TASK BRIEF
Take the data below and repeat it exactly.

====

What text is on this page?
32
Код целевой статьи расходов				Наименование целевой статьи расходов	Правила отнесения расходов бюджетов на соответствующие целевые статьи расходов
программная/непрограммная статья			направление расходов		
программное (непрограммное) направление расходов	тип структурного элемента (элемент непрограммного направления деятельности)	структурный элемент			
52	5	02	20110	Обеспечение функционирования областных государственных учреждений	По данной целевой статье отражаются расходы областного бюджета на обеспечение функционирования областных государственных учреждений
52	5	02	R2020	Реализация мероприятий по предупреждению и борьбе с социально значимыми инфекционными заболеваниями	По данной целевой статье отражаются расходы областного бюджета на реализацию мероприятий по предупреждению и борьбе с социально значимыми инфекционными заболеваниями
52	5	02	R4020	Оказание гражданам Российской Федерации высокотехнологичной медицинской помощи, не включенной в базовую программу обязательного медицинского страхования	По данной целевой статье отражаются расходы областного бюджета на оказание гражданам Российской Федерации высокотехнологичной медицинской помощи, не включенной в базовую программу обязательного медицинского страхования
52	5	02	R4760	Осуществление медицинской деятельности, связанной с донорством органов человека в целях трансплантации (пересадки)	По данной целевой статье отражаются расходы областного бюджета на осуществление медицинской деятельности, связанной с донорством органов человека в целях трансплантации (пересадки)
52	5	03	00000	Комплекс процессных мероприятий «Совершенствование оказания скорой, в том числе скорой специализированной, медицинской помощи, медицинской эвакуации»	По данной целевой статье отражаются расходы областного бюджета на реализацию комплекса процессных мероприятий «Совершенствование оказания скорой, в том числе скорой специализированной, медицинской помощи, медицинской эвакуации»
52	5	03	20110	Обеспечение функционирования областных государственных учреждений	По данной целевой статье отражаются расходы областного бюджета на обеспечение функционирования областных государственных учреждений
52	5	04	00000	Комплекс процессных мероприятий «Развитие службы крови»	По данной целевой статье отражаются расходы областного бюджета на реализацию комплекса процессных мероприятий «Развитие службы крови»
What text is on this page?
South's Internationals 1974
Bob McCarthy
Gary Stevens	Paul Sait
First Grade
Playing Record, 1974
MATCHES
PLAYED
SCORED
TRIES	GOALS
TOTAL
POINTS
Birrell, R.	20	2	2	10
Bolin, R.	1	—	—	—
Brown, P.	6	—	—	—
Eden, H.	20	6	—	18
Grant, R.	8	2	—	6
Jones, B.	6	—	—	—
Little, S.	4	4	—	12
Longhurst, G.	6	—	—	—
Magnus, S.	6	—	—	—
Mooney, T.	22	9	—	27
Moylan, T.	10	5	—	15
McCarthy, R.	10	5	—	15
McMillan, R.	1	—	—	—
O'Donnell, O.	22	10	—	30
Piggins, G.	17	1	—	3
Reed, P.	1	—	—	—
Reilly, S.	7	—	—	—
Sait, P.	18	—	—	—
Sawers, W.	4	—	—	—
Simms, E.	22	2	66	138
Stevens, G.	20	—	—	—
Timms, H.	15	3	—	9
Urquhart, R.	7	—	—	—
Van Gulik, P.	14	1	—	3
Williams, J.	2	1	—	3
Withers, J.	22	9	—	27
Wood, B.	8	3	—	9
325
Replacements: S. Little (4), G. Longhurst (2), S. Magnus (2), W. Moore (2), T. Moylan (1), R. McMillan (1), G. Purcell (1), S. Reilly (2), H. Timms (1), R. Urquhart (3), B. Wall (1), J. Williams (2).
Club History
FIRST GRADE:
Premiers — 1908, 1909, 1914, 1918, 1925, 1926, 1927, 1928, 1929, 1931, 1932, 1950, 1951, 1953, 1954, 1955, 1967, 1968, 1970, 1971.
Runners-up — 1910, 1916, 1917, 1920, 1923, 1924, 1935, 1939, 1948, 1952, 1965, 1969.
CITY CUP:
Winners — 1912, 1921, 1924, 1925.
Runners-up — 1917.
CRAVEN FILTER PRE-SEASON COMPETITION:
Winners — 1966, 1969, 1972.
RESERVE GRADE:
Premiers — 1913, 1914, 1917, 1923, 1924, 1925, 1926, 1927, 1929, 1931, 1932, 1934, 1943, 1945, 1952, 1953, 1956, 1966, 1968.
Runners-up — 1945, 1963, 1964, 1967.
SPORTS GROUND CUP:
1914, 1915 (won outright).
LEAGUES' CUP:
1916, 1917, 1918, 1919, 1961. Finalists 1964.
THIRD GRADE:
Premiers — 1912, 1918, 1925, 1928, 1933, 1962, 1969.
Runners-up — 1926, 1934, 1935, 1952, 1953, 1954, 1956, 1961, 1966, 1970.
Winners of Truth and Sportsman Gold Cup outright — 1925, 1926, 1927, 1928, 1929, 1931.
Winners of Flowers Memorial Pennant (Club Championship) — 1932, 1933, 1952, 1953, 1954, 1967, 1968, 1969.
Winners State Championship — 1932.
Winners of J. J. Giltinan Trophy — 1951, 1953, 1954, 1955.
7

====

RESPONSE
What text is on this page?
32
Код целевой статьи расходов				Наименование целевой статьи расходов	Правила отнесения расходов бюджетов на соответствующие целевые статьи расходов
программная/непрограммная статья			направление расходов		
программное (непрограммное) направление расходов	тип структурного элемента (элемент непрограммного направления деятельности)	структурный элемент			
52	5	02	20110	Обеспечение функционирования областных государственных учреждений	По данной целевой статье отражаются расходы областного бюджета на обеспечение функционирования областных государственных учреждений
52	5	02	R2020	Реализация мероприятий по предупреждению и борьбе с социально значимыми инфекционными заболеваниями	По данной целевой статье отражаются расходы областного бюджета на реализацию мероприятий по предупреждению и борьбе с социально значимыми инфекционными заболеваниями
52	5	02	R4020	Оказание гражданам Российской Федерации высокотехнологичной медицинской помощи, не включенной в базовую программу обязательного медицинского страхования	По данной целевой статье отражаются расходы областного бюджета на оказание гражданам Российской Федерации высокотехнологичной медицинской помощи, не включенной в базовую программу обязательного медицинского страхования
52	5	02	R4760	Осуществление медицинской деятельности, связанной с донорством органов человека в целях трансплантации (пересадки)	По данной целевой статье отражаются расходы областного бюджета на осуществление медицинской деятельности, связанной с донорством органов человека в целях трансплантации (пересадки)
52	5	03	00000	Комплекс процессных мероприятий «Совершенствование оказания скорой, в том числе скорой специализированной, медицинской помощи, медицинской эвакуации»	По данной целевой статье отражаются расходы областного бюджета на реализацию комплекса процессных мероприятий «Совершенствование оказания скорой, в том числе скорой специализированной, медицинской помощи, медицинской эвакуации»
52	5	03	20110	Обеспечение функционирования областных государственных учреждений	По данной целевой статье отражаются расходы областного бюджета на обеспечение функционирования областных государственных учреждений
52	5	04	00000	Комплекс процессных мероприятий «Развитие службы крови»	По данной целевой статье отражаются расходы областного бюджета на реализацию комплекса процессных мероприятий «Развитие службы крови»
What text is on this page?
South's Internationals 1974
Bob McCarthy
Gary Stevens	Paul Sait
First Grade
Playing Record, 1974
MATCHES
PLAYED
SCORED
TRIES	GOALS
TOTAL
POINTS
Birrell, R.	20	2	2	10
Bolin, R.	1	—	—	—
Brown, P.	6	—	—	—
Eden, H.	20	6	—	18
Grant, R.	8	2	—	6
Jones, B.	6	—	—	—
Little, S.	4	4	—	12
Longhurst, G.	6	—	—	—
Magnus, S.	6	—	—	—
Mooney, T.	22	9	—	27
Moylan, T.	10	5	—	15
McCarthy, R.	10	5	—	15
McMillan, R.	1	—	—	—
O'Donnell, O.	22	10	—	30
Piggins, G.	17	1	—	3
Reed, P.	1	—	—	—
Reilly, S.	7	—	—	—
Sait, P.	18	—	—	—
Sawers, W.	4	—	—	—
Simms, E.	22	2	66	138
Stevens, G.	20	—	—	—
Timms, H.	15	3	—	9
Urquhart, R.	7	—	—	—
Van Gulik, P.	14	1	—	3
Williams, J.	2	1	—	3
Withers, J.	22	9	—	27
Wood, B.	8	3	—	9
325
Replacements: S. Little (4), G. Longhurst (2), S. Magnus (2), W. Moore (2), T. Moylan (1), R. McMillan (1), G. Purcell (1), S. Reilly (2), H. Timms (1), R. Urquhart (3), B. Wall (1), J. Williams (2).
Club History
FIRST GRADE:
Premiers — 1908, 1909, 1914, 1918, 1925, 1926, 1927, 1928, 1929, 1931, 1932, 1950, 1951, 1953, 1954, 1955, 1967, 1968, 1970, 1971.
Runners-up — 1910, 1916, 1917, 1920, 1923, 1924, 1935, 1939, 1948, 1952, 1965, 1969.
CITY CUP:
Winners — 1912, 1921, 1924, 1925.
Runners-up — 1917.
CRAVEN FILTER PRE-SEASON COMPETITION:
Winners — 1966, 1969, 1972.
RESERVE GRADE:
Premiers — 1913, 1914, 1917, 1923, 1924, 1925, 1926, 1927, 1929, 1931, 1932, 1934, 1943, 1945, 1952, 1953, 1956, 1966, 1968.
Runners-up — 1945, 1963, 1964, 1967.
SPORTS GROUND CUP:
1914, 1915 (won outright).
LEAGUES' CUP:
1916, 1917, 1918, 1919, 1961. Finalists 1964.
THIRD GRADE:
Premiers — 1912, 1918, 1925, 1928, 1933, 1962, 1969.
Runners-up — 1926, 1934, 1935, 1952, 1953, 1954, 1956, 1961, 1966, 1970.
Winners of Truth and Sportsman Gold Cup outright — 1925, 1926, 1927, 1928, 1929, 1931.
Winners of Flowers Memorial Pennant (Club Championship) — 1932, 1933, 1952, 1953, 1954, 1967, 1968, 1969.
Winners State Championship — 1932.
Winners of J. J. Giltinan Trophy — 1951, 1953, 1954, 1955.
7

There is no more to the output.